» **Written request**
All of the data should be output character for character, except the pictures.

— START Records for the task —

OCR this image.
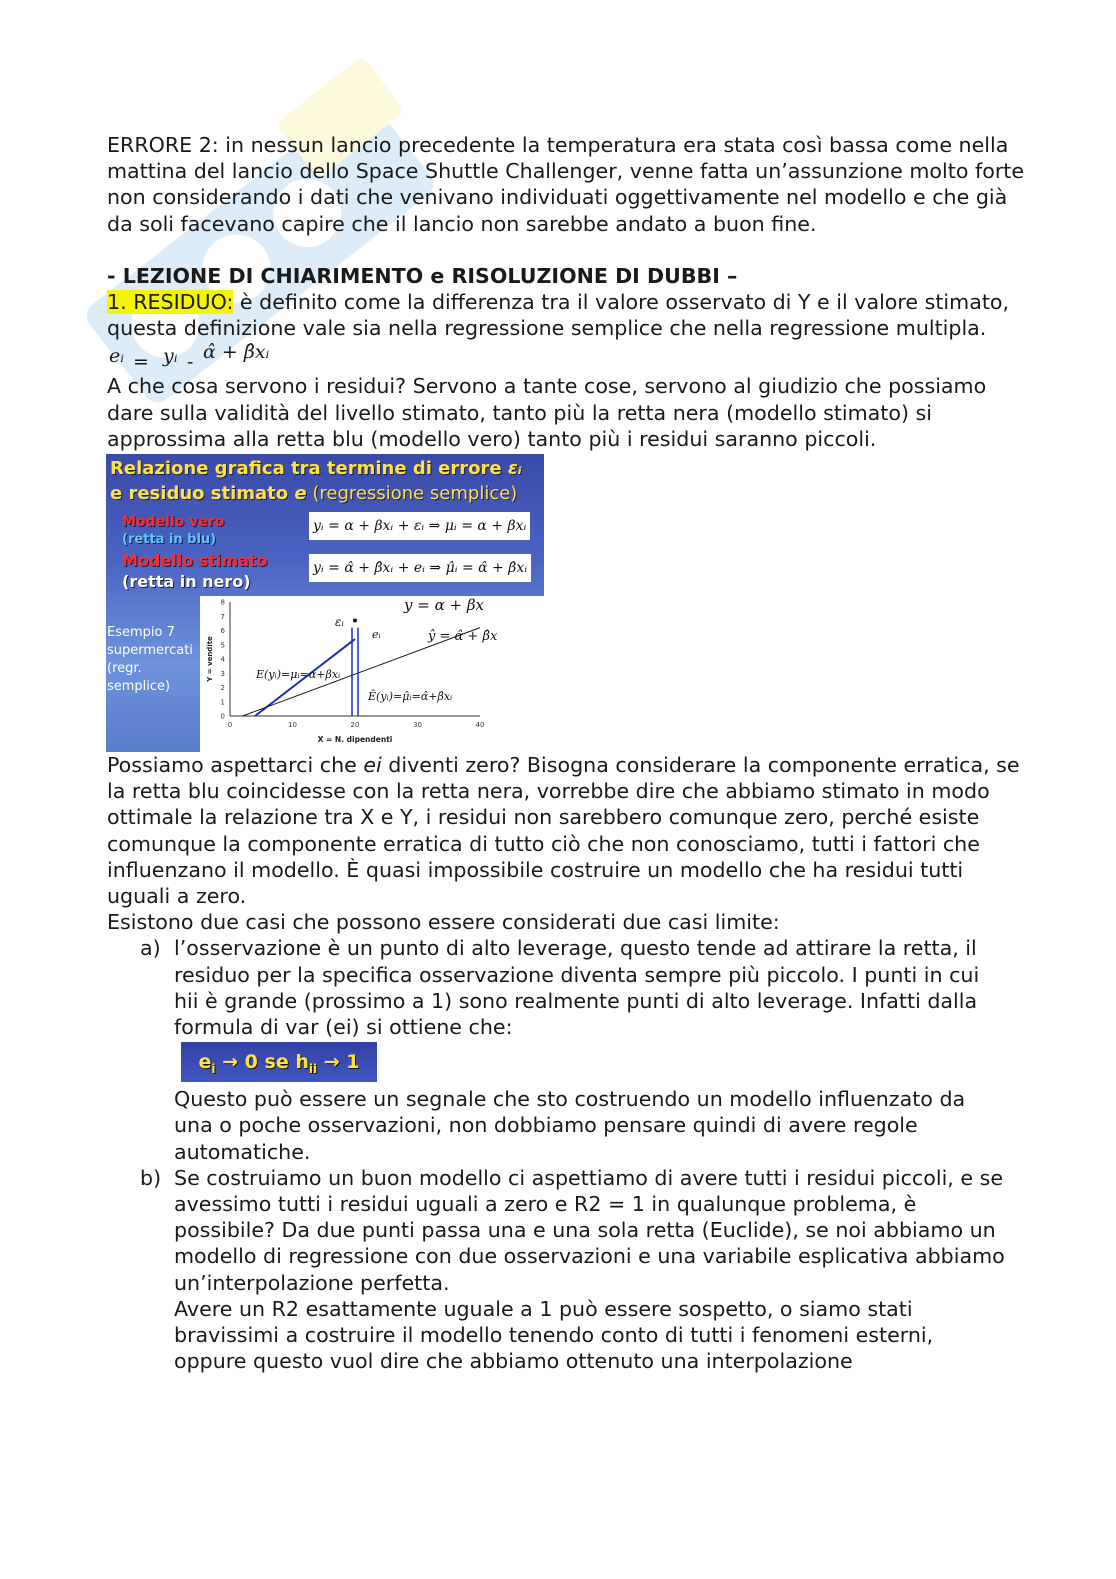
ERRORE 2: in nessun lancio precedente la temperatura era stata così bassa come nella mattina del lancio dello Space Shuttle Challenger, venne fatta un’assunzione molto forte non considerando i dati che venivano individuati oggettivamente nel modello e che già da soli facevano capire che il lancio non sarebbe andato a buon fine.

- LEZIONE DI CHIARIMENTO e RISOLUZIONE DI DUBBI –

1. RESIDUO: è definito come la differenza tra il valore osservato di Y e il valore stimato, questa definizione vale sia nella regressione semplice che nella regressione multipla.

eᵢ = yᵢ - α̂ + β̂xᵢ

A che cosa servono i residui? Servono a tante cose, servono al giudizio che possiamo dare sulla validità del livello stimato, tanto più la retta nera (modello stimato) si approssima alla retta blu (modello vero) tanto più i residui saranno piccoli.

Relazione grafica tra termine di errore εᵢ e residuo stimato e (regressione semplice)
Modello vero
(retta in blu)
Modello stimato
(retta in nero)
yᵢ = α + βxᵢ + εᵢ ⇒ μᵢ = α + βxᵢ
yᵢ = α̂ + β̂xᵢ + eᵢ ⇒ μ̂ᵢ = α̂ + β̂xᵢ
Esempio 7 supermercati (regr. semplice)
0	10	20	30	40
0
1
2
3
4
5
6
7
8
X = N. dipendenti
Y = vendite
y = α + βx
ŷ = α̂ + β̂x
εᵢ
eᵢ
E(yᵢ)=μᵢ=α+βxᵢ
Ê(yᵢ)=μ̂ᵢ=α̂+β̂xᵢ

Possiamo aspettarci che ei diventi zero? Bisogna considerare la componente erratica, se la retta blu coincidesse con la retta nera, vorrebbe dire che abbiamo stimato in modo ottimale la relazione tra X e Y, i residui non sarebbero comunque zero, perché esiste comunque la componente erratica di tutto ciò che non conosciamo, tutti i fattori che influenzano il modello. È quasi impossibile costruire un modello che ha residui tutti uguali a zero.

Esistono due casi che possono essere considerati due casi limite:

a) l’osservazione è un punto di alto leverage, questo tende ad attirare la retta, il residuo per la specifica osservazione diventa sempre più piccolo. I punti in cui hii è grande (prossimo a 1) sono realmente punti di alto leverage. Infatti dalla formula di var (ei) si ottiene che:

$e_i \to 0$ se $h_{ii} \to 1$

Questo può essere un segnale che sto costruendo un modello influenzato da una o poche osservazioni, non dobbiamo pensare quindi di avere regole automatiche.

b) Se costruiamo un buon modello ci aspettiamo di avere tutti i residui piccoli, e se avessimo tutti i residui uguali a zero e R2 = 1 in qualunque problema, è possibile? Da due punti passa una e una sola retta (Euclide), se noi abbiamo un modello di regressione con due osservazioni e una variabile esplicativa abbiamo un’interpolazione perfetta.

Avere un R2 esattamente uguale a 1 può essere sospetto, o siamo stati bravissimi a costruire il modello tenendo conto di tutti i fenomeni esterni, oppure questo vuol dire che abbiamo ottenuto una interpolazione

— END Records for the task —

» **Solution below**
OCR this image.
ERRORE 2: in nessun lancio precedente la temperatura era stata così bassa come nella mattina del lancio dello Space Shuttle Challenger, venne fatta un’assunzione molto forte non considerando i dati che venivano individuati oggettivamente nel modello e che già da soli facevano capire che il lancio non sarebbe andato a buon fine.

- LEZIONE DI CHIARIMENTO e RISOLUZIONE DI DUBBI –

1. RESIDUO: è definito come la differenza tra il valore osservato di Y e il valore stimato, questa definizione vale sia nella regressione semplice che nella regressione multipla.

eᵢ = yᵢ - α̂ + β̂xᵢ

A che cosa servono i residui? Servono a tante cose, servono al giudizio che possiamo dare sulla validità del livello stimato, tanto più la retta nera (modello stimato) si approssima alla retta blu (modello vero) tanto più i residui saranno piccoli.

Relazione grafica tra termine di errore εᵢ e residuo stimato e (regressione semplice)
Modello vero
(retta in blu)
Modello stimato
(retta in nero)
yᵢ = α + βxᵢ + εᵢ ⇒ μᵢ = α + βxᵢ
yᵢ = α̂ + β̂xᵢ + eᵢ ⇒ μ̂ᵢ = α̂ + β̂xᵢ
Esempio 7 supermercati (regr. semplice)
0	10	20	30	40
0
1
2
3
4
5
6
7
8
X = N. dipendenti
Y = vendite
y = α + βx
ŷ = α̂ + β̂x
εᵢ
eᵢ
E(yᵢ)=μᵢ=α+βxᵢ
Ê(yᵢ)=μ̂ᵢ=α̂+β̂xᵢ

Possiamo aspettarci che ei diventi zero? Bisogna considerare la componente erratica, se la retta blu coincidesse con la retta nera, vorrebbe dire che abbiamo stimato in modo ottimale la relazione tra X e Y, i residui non sarebbero comunque zero, perché esiste comunque la componente erratica di tutto ciò che non conosciamo, tutti i fattori che influenzano il modello. È quasi impossibile costruire un modello che ha residui tutti uguali a zero.

Esistono due casi che possono essere considerati due casi limite:

a) l’osservazione è un punto di alto leverage, questo tende ad attirare la retta, il residuo per la specifica osservazione diventa sempre più piccolo. I punti in cui hii è grande (prossimo a 1) sono realmente punti di alto leverage. Infatti dalla formula di var (ei) si ottiene che:

$e_i \to 0$ se $h_{ii} \to 1$

Questo può essere un segnale che sto costruendo un modello influenzato da una o poche osservazioni, non dobbiamo pensare quindi di avere regole automatiche.

b) Se costruiamo un buon modello ci aspettiamo di avere tutti i residui piccoli, e se avessimo tutti i residui uguali a zero e R2 = 1 in qualunque problema, è possibile? Da due punti passa una e una sola retta (Euclide), se noi abbiamo un modello di regressione con due osservazioni e una variabile esplicativa abbiamo un’interpolazione perfetta.

Avere un R2 esattamente uguale a 1 può essere sospetto, o siamo stati bravissimi a costruire il modello tenendo conto di tutti i fenomeni esterni, oppure questo vuol dire che abbiamo ottenuto una interpolazione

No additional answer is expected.